• Objective:
Your task is to copy the listing exactly, with the pictures left out.
[start Data provided]
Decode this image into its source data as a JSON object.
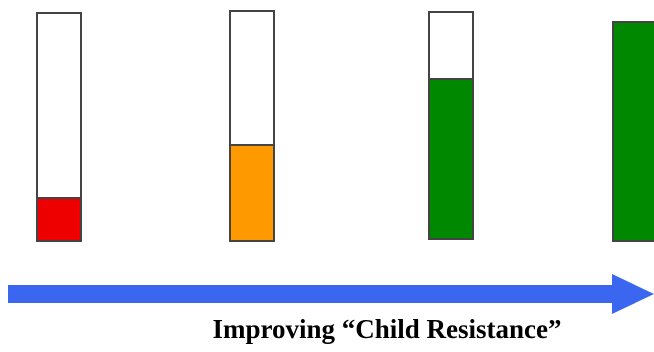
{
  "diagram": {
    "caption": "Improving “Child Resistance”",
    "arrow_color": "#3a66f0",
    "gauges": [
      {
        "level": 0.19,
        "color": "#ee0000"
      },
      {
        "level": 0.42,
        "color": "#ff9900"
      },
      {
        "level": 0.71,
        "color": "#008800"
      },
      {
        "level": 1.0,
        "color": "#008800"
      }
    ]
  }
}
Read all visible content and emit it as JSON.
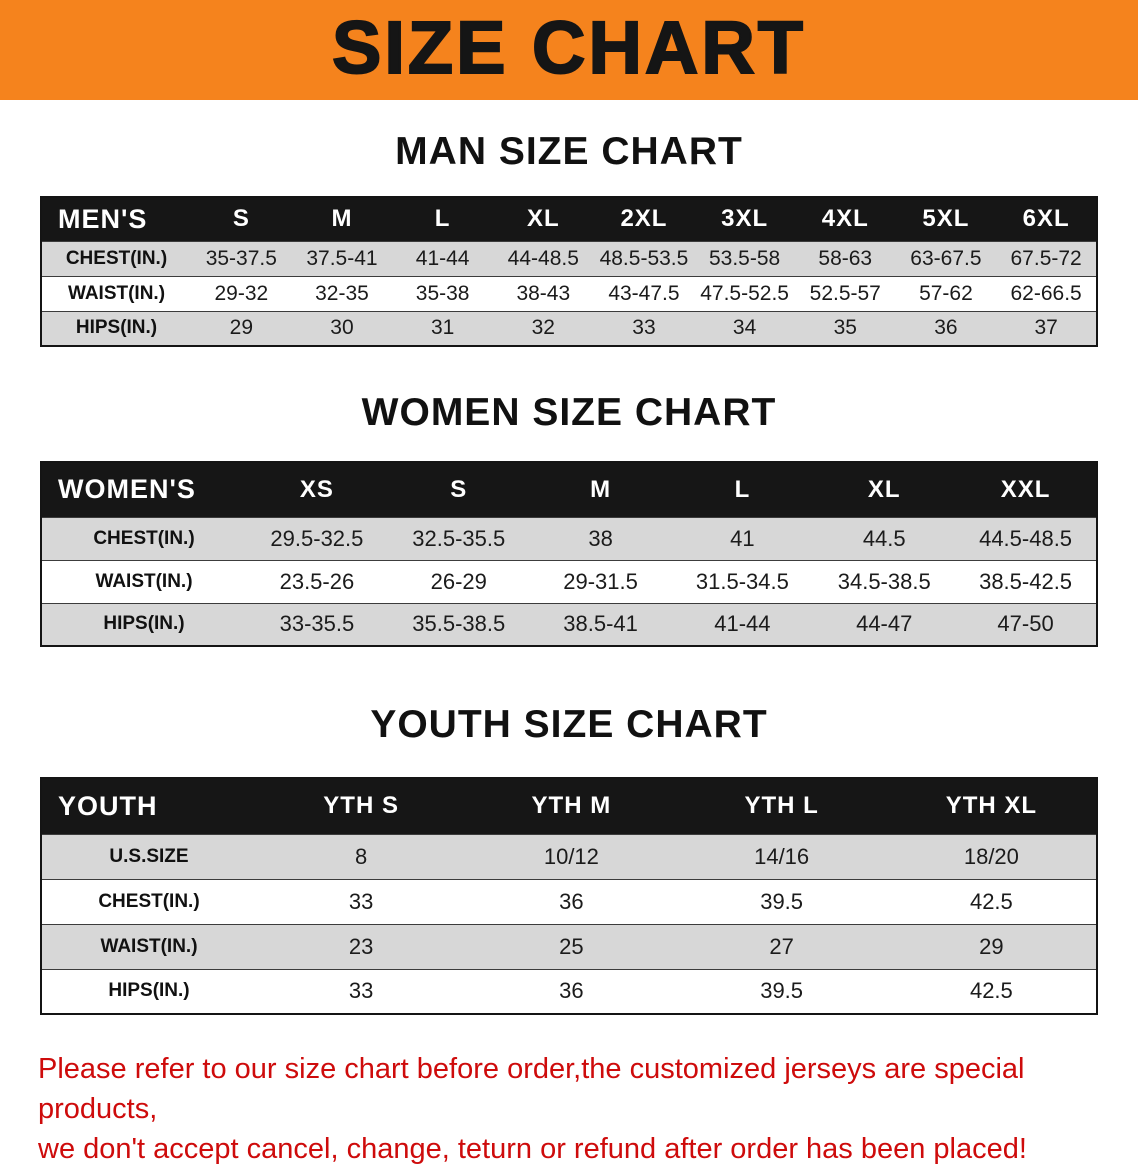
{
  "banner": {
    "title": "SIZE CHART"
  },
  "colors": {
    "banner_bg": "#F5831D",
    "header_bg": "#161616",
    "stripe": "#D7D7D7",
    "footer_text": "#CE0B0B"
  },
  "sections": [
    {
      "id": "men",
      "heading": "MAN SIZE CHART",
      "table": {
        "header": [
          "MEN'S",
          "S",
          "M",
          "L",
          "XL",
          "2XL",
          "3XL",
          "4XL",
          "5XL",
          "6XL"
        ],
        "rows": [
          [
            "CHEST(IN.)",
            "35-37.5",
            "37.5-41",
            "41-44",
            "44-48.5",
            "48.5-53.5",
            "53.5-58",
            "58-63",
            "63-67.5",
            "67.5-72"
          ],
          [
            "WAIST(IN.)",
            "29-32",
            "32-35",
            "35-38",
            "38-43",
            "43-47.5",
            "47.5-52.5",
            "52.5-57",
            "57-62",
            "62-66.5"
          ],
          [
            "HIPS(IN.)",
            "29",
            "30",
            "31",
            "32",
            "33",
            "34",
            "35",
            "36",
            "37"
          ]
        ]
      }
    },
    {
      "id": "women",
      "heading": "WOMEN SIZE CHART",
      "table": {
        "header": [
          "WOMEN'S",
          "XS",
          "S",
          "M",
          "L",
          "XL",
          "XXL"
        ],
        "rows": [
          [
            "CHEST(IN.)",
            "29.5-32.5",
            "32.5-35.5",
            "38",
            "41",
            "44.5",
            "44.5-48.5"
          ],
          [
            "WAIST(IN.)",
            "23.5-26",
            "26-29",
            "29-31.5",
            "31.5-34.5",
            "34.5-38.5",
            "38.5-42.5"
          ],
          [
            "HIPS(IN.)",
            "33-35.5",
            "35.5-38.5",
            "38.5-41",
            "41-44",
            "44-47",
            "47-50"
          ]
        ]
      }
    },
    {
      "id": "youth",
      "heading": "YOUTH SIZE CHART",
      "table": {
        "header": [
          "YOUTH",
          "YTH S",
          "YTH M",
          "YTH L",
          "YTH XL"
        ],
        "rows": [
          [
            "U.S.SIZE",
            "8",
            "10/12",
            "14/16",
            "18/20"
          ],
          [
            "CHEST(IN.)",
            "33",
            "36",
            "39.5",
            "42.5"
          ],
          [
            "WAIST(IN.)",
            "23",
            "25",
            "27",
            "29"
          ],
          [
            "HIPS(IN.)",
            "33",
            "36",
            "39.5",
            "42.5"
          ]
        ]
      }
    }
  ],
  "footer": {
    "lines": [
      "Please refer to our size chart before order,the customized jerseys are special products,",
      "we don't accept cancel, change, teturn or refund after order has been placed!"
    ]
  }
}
[end Data provided]
• Completed task:
Decode this image into its source data as a JSON object.
{
  "diagram": {
    "caption": "Improving “Child Resistance”",
    "arrow_color": "#3a66f0",
    "gauges": [
      {
        "level": 0.19,
        "color": "#ee0000"
      },
      {
        "level": 0.42,
        "color": "#ff9900"
      },
      {
        "level": 0.71,
        "color": "#008800"
      },
      {
        "level": 1.0,
        "color": "#008800"
      }
    ]
  }
}
Read all visible content and emit it as JSON.
{
  "banner": {
    "title": "SIZE CHART"
  },
  "colors": {
    "banner_bg": "#F5831D",
    "header_bg": "#161616",
    "stripe": "#D7D7D7",
    "footer_text": "#CE0B0B"
  },
  "sections": [
    {
      "id": "men",
      "heading": "MAN SIZE CHART",
      "table": {
        "header": [
          "MEN'S",
          "S",
          "M",
          "L",
          "XL",
          "2XL",
          "3XL",
          "4XL",
          "5XL",
          "6XL"
        ],
        "rows": [
          [
            "CHEST(IN.)",
            "35-37.5",
            "37.5-41",
            "41-44",
            "44-48.5",
            "48.5-53.5",
            "53.5-58",
            "58-63",
            "63-67.5",
            "67.5-72"
          ],
          [
            "WAIST(IN.)",
            "29-32",
            "32-35",
            "35-38",
            "38-43",
            "43-47.5",
            "47.5-52.5",
            "52.5-57",
            "57-62",
            "62-66.5"
          ],
          [
            "HIPS(IN.)",
            "29",
            "30",
            "31",
            "32",
            "33",
            "34",
            "35",
            "36",
            "37"
          ]
        ]
      }
    },
    {
      "id": "women",
      "heading": "WOMEN SIZE CHART",
      "table": {
        "header": [
          "WOMEN'S",
          "XS",
          "S",
          "M",
          "L",
          "XL",
          "XXL"
        ],
        "rows": [
          [
            "CHEST(IN.)",
            "29.5-32.5",
            "32.5-35.5",
            "38",
            "41",
            "44.5",
            "44.5-48.5"
          ],
          [
            "WAIST(IN.)",
            "23.5-26",
            "26-29",
            "29-31.5",
            "31.5-34.5",
            "34.5-38.5",
            "38.5-42.5"
          ],
          [
            "HIPS(IN.)",
            "33-35.5",
            "35.5-38.5",
            "38.5-41",
            "41-44",
            "44-47",
            "47-50"
          ]
        ]
      }
    },
    {
      "id": "youth",
      "heading": "YOUTH SIZE CHART",
      "table": {
        "header": [
          "YOUTH",
          "YTH S",
          "YTH M",
          "YTH L",
          "YTH XL"
        ],
        "rows": [
          [
            "U.S.SIZE",
            "8",
            "10/12",
            "14/16",
            "18/20"
          ],
          [
            "CHEST(IN.)",
            "33",
            "36",
            "39.5",
            "42.5"
          ],
          [
            "WAIST(IN.)",
            "23",
            "25",
            "27",
            "29"
          ],
          [
            "HIPS(IN.)",
            "33",
            "36",
            "39.5",
            "42.5"
          ]
        ]
      }
    }
  ],
  "footer": {
    "lines": [
      "Please refer to our size chart before order,the customized jerseys are special products,",
      "we don't accept cancel, change, teturn or refund after order has been placed!"
    ]
  }
}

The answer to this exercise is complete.